Data section:
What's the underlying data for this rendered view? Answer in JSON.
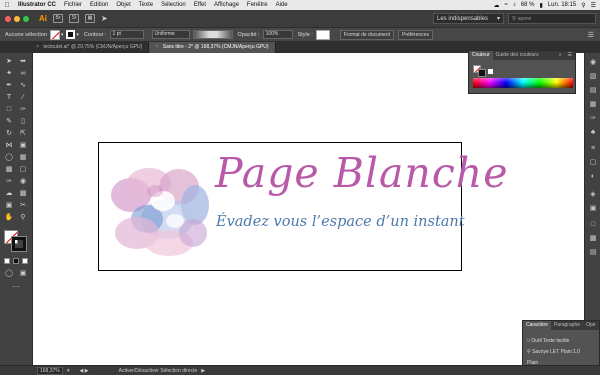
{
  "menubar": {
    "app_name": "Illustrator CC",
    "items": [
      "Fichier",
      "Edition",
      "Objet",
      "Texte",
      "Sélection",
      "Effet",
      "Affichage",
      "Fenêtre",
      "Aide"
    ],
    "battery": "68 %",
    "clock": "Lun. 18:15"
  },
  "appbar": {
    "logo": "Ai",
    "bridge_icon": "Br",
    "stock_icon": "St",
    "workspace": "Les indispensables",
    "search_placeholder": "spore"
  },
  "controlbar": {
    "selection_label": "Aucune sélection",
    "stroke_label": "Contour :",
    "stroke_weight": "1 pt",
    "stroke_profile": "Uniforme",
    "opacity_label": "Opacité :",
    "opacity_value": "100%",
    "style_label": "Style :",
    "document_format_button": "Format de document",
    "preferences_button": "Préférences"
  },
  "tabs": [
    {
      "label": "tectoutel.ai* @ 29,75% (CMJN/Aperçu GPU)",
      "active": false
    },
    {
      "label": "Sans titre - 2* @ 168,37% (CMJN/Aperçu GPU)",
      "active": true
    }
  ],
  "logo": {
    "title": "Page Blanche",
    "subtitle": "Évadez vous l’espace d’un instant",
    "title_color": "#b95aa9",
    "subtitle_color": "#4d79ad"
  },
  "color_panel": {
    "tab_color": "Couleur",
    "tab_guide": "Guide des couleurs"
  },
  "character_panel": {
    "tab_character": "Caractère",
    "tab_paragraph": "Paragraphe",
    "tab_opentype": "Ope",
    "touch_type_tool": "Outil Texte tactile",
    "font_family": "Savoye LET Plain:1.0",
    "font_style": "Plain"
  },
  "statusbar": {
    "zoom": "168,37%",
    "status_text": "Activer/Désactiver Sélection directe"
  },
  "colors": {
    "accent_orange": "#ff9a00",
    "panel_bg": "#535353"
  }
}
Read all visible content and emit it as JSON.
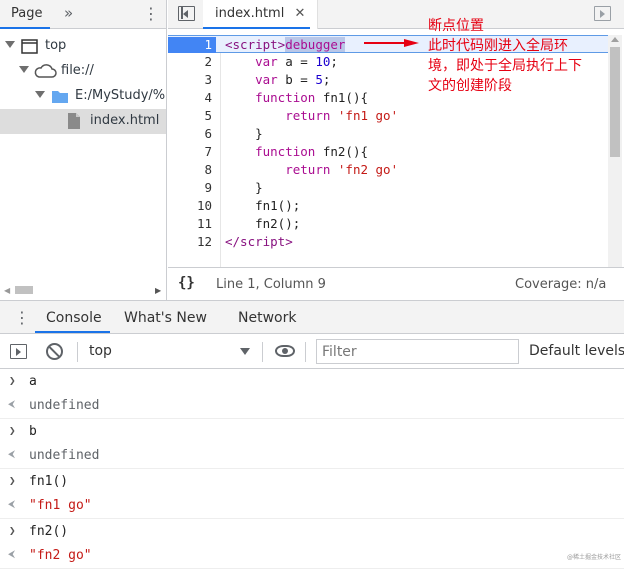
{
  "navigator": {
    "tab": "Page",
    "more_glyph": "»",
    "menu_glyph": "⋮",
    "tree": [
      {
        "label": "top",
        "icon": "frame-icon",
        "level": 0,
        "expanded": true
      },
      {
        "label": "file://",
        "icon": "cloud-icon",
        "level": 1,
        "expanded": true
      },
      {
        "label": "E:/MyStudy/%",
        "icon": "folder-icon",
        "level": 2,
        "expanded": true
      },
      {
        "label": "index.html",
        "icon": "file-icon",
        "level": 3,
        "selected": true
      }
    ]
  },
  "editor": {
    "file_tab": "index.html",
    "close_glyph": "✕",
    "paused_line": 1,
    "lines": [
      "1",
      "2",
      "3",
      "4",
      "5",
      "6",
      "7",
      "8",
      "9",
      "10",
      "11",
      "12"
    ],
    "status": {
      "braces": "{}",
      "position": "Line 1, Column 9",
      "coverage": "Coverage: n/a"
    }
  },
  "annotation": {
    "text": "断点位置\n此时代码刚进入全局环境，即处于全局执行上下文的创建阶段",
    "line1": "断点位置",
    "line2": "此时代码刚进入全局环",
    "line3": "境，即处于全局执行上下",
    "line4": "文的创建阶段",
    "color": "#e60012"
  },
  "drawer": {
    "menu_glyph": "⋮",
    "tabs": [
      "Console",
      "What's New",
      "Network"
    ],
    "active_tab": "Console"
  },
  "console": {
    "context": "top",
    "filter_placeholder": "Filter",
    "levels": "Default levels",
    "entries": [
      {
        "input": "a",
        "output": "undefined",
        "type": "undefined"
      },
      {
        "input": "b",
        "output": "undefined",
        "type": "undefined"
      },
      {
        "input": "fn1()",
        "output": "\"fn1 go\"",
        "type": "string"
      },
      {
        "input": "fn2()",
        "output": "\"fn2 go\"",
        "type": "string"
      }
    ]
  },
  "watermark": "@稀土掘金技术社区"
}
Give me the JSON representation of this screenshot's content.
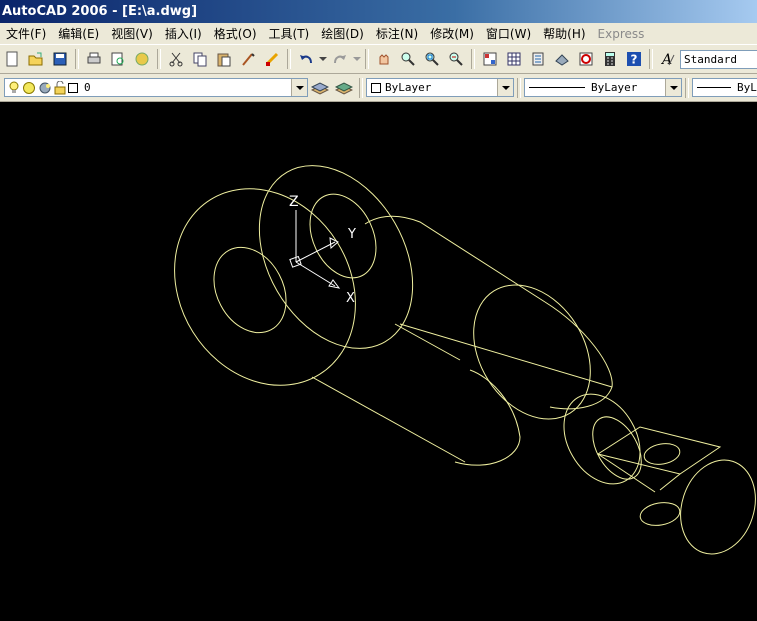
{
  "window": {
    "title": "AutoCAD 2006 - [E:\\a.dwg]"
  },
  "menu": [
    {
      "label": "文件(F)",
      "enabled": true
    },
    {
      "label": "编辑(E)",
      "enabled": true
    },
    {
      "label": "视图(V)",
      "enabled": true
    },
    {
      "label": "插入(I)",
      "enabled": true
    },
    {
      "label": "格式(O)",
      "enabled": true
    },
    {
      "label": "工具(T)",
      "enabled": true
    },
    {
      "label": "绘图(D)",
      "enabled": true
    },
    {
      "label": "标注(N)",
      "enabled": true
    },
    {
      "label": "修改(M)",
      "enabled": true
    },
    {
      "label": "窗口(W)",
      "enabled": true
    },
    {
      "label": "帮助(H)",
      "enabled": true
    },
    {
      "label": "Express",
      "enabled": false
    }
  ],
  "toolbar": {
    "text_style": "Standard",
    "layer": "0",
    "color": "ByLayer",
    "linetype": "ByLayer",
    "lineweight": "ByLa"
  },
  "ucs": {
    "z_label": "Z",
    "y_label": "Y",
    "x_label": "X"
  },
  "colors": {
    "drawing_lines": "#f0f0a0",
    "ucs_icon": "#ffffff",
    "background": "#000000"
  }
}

Exercise: Working from the lines above, reproduce the material exactly and exclude its pictures.

Response:
What's the underlying data for this rendered view? Answer in JSON.
{
  "menubar": {
    "app_name": "Illustrator CC",
    "items": [
      "Fichier",
      "Edition",
      "Objet",
      "Texte",
      "Sélection",
      "Effet",
      "Affichage",
      "Fenêtre",
      "Aide"
    ],
    "battery": "68 %",
    "clock": "Lun. 18:15"
  },
  "appbar": {
    "logo": "Ai",
    "bridge_icon": "Br",
    "stock_icon": "St",
    "workspace": "Les indispensables",
    "search_placeholder": "spore"
  },
  "controlbar": {
    "selection_label": "Aucune sélection",
    "stroke_label": "Contour :",
    "stroke_weight": "1 pt",
    "stroke_profile": "Uniforme",
    "opacity_label": "Opacité :",
    "opacity_value": "100%",
    "style_label": "Style :",
    "document_format_button": "Format de document",
    "preferences_button": "Préférences"
  },
  "tabs": [
    {
      "label": "tectoutel.ai* @ 29,75% (CMJN/Aperçu GPU)",
      "active": false
    },
    {
      "label": "Sans titre - 2* @ 168,37% (CMJN/Aperçu GPU)",
      "active": true
    }
  ],
  "logo": {
    "title": "Page Blanche",
    "subtitle": "Évadez vous l’espace d’un instant",
    "title_color": "#b95aa9",
    "subtitle_color": "#4d79ad"
  },
  "color_panel": {
    "tab_color": "Couleur",
    "tab_guide": "Guide des couleurs"
  },
  "character_panel": {
    "tab_character": "Caractère",
    "tab_paragraph": "Paragraphe",
    "tab_opentype": "Ope",
    "touch_type_tool": "Outil Texte tactile",
    "font_family": "Savoye LET Plain:1.0",
    "font_style": "Plain"
  },
  "statusbar": {
    "zoom": "168,37%",
    "status_text": "Activer/Désactiver Sélection directe"
  },
  "colors": {
    "accent_orange": "#ff9a00",
    "panel_bg": "#535353"
  }
}
Read all visible content and emit it as JSON.
{
  "navigator": {
    "tab": "Page",
    "more_glyph": "»",
    "menu_glyph": "⋮",
    "tree": [
      {
        "label": "top",
        "icon": "frame-icon",
        "level": 0,
        "expanded": true
      },
      {
        "label": "file://",
        "icon": "cloud-icon",
        "level": 1,
        "expanded": true
      },
      {
        "label": "E:/MyStudy/%",
        "icon": "folder-icon",
        "level": 2,
        "expanded": true
      },
      {
        "label": "index.html",
        "icon": "file-icon",
        "level": 3,
        "selected": true
      }
    ]
  },
  "editor": {
    "file_tab": "index.html",
    "close_glyph": "✕",
    "paused_line": 1,
    "lines": [
      "1",
      "2",
      "3",
      "4",
      "5",
      "6",
      "7",
      "8",
      "9",
      "10",
      "11",
      "12"
    ],
    "status": {
      "braces": "{}",
      "position": "Line 1, Column 9",
      "coverage": "Coverage: n/a"
    }
  },
  "annotation": {
    "text": "断点位置\n此时代码刚进入全局环境，即处于全局执行上下文的创建阶段",
    "line1": "断点位置",
    "line2": "此时代码刚进入全局环",
    "line3": "境，即处于全局执行上下",
    "line4": "文的创建阶段",
    "color": "#e60012"
  },
  "drawer": {
    "menu_glyph": "⋮",
    "tabs": [
      "Console",
      "What's New",
      "Network"
    ],
    "active_tab": "Console"
  },
  "console": {
    "context": "top",
    "filter_placeholder": "Filter",
    "levels": "Default levels",
    "entries": [
      {
        "input": "a",
        "output": "undefined",
        "type": "undefined"
      },
      {
        "input": "b",
        "output": "undefined",
        "type": "undefined"
      },
      {
        "input": "fn1()",
        "output": "\"fn1 go\"",
        "type": "string"
      },
      {
        "input": "fn2()",
        "output": "\"fn2 go\"",
        "type": "string"
      }
    ]
  },
  "watermark": "@稀土掘金技术社区"
}
Give me the JSON representation of this screenshot's content.
{
  "window": {
    "title": "AutoCAD 2006 - [E:\\a.dwg]"
  },
  "menu": [
    {
      "label": "文件(F)",
      "enabled": true
    },
    {
      "label": "编辑(E)",
      "enabled": true
    },
    {
      "label": "视图(V)",
      "enabled": true
    },
    {
      "label": "插入(I)",
      "enabled": true
    },
    {
      "label": "格式(O)",
      "enabled": true
    },
    {
      "label": "工具(T)",
      "enabled": true
    },
    {
      "label": "绘图(D)",
      "enabled": true
    },
    {
      "label": "标注(N)",
      "enabled": true
    },
    {
      "label": "修改(M)",
      "enabled": true
    },
    {
      "label": "窗口(W)",
      "enabled": true
    },
    {
      "label": "帮助(H)",
      "enabled": true
    },
    {
      "label": "Express",
      "enabled": false
    }
  ],
  "toolbar": {
    "text_style": "Standard",
    "layer": "0",
    "color": "ByLayer",
    "linetype": "ByLayer",
    "lineweight": "ByLa"
  },
  "ucs": {
    "z_label": "Z",
    "y_label": "Y",
    "x_label": "X"
  },
  "colors": {
    "drawing_lines": "#f0f0a0",
    "ucs_icon": "#ffffff",
    "background": "#000000"
  }
}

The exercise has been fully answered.